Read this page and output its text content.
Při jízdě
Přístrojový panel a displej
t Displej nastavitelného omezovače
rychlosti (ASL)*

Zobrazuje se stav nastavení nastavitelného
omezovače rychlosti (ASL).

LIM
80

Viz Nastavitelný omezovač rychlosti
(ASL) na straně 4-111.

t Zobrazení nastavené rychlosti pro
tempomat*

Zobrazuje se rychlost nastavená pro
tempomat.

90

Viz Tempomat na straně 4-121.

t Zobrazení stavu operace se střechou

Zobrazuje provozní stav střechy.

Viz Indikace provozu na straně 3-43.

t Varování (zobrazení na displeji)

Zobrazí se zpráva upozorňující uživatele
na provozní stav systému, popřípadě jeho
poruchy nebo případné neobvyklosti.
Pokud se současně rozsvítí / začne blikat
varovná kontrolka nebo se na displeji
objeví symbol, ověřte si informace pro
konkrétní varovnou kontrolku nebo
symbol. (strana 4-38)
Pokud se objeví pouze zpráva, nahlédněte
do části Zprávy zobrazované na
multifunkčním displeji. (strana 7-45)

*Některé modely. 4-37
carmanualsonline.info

------------

**Exercise requirements**
Repeat the records above exactly, leaving none out.

**Task solution**
Read this page and output its text content.
Při jízdě
Přístrojový panel a displej
t Displej nastavitelného omezovače
rychlosti (ASL)*

Zobrazuje se stav nastavení nastavitelného
omezovače rychlosti (ASL).

LIM
80

Viz Nastavitelný omezovač rychlosti
(ASL) na straně 4-111.

t Zobrazení nastavené rychlosti pro
tempomat*

Zobrazuje se rychlost nastavená pro
tempomat.

90

Viz Tempomat na straně 4-121.

t Zobrazení stavu operace se střechou

Zobrazuje provozní stav střechy.

Viz Indikace provozu na straně 3-43.

t Varování (zobrazení na displeji)

Zobrazí se zpráva upozorňující uživatele
na provozní stav systému, popřípadě jeho
poruchy nebo případné neobvyklosti.
Pokud se současně rozsvítí / začne blikat
varovná kontrolka nebo se na displeji
objeví symbol, ověřte si informace pro
konkrétní varovnou kontrolku nebo
symbol. (strana 4-38)
Pokud se objeví pouze zpráva, nahlédněte
do části Zprávy zobrazované na
multifunkčním displeji. (strana 7-45)

*Některé modely. 4-37
carmanualsonline.info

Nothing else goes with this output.